═════ Exercise materials

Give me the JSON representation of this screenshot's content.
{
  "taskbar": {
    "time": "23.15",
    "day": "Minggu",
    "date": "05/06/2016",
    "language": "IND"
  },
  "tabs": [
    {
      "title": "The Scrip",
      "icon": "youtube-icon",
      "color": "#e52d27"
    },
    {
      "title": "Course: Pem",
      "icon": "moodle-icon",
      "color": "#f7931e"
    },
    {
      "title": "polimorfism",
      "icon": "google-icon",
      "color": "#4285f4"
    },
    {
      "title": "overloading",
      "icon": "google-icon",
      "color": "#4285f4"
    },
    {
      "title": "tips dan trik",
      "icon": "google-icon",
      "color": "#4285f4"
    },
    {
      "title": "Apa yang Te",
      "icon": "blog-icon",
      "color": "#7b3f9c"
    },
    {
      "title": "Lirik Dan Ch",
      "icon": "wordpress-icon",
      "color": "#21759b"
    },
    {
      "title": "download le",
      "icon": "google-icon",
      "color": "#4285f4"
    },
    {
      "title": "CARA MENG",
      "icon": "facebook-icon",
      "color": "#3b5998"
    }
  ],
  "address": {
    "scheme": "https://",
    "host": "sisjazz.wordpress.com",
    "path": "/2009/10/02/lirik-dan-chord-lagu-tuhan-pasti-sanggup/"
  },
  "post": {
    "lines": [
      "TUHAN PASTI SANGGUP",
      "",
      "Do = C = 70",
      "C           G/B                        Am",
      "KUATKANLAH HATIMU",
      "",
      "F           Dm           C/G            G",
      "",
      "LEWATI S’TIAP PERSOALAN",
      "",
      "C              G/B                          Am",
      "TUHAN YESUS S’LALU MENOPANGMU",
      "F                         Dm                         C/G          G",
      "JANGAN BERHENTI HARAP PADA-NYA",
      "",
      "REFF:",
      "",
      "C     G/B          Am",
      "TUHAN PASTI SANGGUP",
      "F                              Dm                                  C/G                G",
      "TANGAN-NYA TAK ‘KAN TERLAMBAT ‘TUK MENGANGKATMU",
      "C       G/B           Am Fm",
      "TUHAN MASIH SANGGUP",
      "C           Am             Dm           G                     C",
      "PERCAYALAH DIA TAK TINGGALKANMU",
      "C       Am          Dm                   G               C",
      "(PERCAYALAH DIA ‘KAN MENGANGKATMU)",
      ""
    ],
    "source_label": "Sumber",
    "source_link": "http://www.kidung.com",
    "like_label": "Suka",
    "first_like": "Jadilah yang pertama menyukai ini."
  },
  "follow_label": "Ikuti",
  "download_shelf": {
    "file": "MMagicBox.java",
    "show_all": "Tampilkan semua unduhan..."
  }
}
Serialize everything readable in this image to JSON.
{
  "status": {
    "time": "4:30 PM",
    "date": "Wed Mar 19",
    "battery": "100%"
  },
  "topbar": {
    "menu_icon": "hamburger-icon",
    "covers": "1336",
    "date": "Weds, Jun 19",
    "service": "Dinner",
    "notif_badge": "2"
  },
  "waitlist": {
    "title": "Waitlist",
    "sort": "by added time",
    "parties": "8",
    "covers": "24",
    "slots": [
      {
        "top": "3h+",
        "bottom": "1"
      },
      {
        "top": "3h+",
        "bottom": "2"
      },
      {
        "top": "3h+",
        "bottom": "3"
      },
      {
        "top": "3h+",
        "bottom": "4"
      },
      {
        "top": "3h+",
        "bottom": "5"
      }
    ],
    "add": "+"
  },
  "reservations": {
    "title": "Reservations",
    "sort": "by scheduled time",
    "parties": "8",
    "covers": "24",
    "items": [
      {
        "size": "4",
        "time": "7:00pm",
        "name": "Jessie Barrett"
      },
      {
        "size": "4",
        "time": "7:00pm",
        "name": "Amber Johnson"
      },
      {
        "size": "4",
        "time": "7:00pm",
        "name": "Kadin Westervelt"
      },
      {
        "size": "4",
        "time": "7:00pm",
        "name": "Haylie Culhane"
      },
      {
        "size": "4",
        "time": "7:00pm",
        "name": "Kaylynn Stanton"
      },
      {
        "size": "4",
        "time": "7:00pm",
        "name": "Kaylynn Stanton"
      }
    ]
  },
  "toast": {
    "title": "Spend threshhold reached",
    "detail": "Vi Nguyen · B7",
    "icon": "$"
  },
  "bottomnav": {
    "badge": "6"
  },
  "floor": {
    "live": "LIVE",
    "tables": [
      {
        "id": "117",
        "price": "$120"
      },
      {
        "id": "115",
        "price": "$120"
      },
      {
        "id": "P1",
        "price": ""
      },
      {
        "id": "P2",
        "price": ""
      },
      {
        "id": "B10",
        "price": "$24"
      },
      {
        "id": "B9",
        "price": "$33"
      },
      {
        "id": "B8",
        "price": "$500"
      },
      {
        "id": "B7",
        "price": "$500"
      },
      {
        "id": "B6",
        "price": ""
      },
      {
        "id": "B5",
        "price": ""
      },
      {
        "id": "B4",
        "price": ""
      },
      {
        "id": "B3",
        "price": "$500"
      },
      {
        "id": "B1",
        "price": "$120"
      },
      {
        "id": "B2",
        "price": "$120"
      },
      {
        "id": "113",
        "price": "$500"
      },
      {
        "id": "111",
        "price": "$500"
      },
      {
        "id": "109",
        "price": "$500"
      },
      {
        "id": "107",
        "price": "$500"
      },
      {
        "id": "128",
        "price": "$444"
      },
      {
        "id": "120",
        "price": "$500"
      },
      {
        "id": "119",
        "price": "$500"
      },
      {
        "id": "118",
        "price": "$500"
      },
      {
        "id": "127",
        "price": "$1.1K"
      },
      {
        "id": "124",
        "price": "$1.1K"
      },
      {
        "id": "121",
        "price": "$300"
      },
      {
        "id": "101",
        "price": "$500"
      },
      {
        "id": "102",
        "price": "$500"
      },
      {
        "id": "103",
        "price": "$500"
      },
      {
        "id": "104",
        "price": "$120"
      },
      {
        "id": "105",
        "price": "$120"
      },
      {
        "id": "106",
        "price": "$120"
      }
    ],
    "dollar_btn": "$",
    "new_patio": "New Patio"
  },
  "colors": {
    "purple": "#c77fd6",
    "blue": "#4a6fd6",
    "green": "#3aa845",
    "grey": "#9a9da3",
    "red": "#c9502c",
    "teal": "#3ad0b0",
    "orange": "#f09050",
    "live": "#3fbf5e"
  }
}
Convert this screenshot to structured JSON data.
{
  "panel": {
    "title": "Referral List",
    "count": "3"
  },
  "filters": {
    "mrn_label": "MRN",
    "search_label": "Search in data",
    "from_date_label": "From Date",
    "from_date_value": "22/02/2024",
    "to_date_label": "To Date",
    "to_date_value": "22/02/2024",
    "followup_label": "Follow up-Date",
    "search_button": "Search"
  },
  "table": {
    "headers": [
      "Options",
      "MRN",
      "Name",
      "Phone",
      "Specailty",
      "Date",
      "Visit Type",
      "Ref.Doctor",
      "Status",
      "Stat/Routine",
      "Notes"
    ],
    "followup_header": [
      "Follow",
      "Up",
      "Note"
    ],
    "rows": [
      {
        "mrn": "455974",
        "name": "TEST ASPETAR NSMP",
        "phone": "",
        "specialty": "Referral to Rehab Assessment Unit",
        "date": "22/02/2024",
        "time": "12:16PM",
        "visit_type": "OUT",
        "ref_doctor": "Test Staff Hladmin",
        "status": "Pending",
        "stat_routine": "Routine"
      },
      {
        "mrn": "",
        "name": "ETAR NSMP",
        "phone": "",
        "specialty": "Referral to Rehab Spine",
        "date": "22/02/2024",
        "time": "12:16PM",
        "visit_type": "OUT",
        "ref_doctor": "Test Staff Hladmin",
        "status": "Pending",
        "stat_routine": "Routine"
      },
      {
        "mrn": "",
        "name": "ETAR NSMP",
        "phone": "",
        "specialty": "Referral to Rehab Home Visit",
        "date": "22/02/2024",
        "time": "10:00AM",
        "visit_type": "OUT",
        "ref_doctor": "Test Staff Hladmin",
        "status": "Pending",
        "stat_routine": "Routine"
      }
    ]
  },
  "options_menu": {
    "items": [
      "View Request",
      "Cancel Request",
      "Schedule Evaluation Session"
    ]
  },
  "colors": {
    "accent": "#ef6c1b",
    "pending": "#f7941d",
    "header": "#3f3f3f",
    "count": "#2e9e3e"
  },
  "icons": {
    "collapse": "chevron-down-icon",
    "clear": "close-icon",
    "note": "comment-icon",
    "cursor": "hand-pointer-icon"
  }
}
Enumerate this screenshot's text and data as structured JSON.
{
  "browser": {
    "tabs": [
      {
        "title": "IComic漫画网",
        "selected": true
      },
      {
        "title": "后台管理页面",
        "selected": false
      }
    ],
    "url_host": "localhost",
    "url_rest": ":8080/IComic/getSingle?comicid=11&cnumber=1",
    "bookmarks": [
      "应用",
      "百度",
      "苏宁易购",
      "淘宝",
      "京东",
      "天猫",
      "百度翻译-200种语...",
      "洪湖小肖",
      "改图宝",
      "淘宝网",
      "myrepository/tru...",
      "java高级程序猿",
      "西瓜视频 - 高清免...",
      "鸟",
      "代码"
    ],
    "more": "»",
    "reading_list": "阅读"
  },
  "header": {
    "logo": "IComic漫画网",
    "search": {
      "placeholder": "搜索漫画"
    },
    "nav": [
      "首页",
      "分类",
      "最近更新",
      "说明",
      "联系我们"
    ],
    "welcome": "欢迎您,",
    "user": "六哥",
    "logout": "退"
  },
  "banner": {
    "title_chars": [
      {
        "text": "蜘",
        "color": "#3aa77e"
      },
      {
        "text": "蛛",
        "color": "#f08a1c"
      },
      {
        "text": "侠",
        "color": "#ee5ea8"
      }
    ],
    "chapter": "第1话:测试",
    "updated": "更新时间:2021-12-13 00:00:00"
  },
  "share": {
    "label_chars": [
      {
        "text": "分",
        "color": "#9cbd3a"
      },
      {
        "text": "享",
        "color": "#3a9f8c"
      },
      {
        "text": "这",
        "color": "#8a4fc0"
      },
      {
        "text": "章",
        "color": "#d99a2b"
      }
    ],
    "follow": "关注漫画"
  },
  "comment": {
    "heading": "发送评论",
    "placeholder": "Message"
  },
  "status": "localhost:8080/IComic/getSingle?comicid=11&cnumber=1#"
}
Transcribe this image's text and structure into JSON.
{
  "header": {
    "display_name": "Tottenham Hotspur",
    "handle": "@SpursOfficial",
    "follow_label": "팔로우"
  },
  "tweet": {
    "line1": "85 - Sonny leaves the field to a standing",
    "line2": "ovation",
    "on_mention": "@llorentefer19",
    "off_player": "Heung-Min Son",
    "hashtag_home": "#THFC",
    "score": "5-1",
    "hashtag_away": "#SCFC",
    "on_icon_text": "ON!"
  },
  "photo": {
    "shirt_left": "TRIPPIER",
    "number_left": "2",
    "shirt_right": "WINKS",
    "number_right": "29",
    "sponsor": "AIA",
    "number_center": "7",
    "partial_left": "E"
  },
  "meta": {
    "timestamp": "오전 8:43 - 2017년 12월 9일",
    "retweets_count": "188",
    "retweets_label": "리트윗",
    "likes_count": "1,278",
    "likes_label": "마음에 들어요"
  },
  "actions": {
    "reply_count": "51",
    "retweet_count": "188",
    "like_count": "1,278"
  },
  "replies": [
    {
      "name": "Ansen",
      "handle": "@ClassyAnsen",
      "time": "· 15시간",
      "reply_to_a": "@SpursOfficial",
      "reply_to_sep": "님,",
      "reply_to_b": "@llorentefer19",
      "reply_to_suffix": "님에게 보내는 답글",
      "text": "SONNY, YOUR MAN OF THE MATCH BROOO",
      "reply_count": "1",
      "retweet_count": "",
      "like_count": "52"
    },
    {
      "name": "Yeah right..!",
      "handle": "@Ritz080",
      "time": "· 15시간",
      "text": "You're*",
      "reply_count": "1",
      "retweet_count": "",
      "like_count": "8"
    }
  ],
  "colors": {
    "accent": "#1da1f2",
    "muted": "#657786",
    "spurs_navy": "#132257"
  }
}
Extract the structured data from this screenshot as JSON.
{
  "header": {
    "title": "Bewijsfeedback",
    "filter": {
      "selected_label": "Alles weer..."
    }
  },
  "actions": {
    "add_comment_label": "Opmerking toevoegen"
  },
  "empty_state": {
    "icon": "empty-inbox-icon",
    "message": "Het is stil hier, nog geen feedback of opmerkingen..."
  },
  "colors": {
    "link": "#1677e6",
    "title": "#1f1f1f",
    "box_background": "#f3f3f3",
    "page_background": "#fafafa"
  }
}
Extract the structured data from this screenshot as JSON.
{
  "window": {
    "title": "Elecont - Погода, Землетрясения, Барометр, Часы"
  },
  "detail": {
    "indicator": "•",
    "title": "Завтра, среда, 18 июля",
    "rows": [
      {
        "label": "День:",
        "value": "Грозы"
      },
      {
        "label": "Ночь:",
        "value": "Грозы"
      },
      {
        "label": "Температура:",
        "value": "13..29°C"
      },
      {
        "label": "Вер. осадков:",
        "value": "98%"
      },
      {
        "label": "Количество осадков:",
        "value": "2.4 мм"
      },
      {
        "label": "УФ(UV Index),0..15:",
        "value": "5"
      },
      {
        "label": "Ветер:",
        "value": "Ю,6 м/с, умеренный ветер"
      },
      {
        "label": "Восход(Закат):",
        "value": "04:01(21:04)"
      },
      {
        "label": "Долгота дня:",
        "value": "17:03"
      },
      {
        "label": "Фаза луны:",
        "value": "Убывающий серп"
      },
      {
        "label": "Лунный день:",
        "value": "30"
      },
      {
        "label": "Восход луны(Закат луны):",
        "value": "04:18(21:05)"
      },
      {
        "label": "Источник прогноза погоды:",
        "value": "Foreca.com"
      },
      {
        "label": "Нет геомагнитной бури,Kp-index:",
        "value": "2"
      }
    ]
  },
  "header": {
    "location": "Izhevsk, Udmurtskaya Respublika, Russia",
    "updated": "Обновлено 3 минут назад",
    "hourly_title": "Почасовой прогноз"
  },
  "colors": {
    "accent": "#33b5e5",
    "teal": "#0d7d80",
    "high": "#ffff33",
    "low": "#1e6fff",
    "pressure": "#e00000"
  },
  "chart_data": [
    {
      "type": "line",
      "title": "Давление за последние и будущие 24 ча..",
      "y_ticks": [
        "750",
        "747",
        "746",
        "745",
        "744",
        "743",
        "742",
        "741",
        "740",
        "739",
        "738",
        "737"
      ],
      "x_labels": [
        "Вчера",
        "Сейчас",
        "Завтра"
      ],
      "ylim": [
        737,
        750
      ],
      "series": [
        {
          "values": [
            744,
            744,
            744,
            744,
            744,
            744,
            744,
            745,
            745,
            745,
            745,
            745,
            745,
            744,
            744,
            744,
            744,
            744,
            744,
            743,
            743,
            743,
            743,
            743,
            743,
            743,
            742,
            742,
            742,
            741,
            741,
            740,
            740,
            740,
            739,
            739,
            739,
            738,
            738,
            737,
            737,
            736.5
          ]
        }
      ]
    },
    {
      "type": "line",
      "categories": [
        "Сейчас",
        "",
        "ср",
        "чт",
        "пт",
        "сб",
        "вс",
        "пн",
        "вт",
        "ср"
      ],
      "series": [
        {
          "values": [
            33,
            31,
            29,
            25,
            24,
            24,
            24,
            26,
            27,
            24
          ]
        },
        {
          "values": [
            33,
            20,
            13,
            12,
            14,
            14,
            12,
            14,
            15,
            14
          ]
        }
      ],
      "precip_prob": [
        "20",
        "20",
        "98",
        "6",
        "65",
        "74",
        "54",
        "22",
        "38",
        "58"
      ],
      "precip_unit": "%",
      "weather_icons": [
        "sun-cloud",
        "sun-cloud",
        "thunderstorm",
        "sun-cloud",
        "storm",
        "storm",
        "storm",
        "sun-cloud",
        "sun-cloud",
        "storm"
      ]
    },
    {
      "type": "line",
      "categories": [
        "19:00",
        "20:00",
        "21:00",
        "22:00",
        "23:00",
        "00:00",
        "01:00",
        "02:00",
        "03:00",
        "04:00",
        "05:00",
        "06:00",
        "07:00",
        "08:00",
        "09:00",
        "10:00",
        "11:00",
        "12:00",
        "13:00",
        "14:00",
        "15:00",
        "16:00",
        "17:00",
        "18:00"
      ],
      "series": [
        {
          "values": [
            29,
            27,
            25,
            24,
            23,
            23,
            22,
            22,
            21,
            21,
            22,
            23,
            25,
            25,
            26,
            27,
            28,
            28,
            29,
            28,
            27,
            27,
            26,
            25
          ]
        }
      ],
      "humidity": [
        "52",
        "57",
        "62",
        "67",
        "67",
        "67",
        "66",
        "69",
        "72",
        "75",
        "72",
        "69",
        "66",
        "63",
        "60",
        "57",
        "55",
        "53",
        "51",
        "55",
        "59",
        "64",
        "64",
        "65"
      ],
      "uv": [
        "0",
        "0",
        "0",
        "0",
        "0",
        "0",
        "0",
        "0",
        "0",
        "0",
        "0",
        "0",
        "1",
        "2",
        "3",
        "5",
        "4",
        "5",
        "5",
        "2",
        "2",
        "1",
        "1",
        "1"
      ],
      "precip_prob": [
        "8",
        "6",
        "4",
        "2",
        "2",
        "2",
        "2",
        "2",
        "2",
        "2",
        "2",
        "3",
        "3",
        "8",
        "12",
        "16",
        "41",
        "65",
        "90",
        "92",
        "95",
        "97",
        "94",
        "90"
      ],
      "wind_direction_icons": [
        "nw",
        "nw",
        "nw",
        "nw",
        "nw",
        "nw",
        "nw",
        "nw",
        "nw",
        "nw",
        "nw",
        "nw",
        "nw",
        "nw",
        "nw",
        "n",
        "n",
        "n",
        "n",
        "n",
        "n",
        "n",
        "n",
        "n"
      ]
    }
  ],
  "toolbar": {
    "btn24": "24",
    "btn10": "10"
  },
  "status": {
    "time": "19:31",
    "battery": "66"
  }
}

══════════

What to work on ▸
Copy out every line of the data that includes the word "comicid".

Written response ▸
    "url_rest": ":8080/IComic/getSingle?comicid=11&cnumber=1",
  "status": "localhost:8080/IComic/getSingle?comicid=11&cnumber=1#"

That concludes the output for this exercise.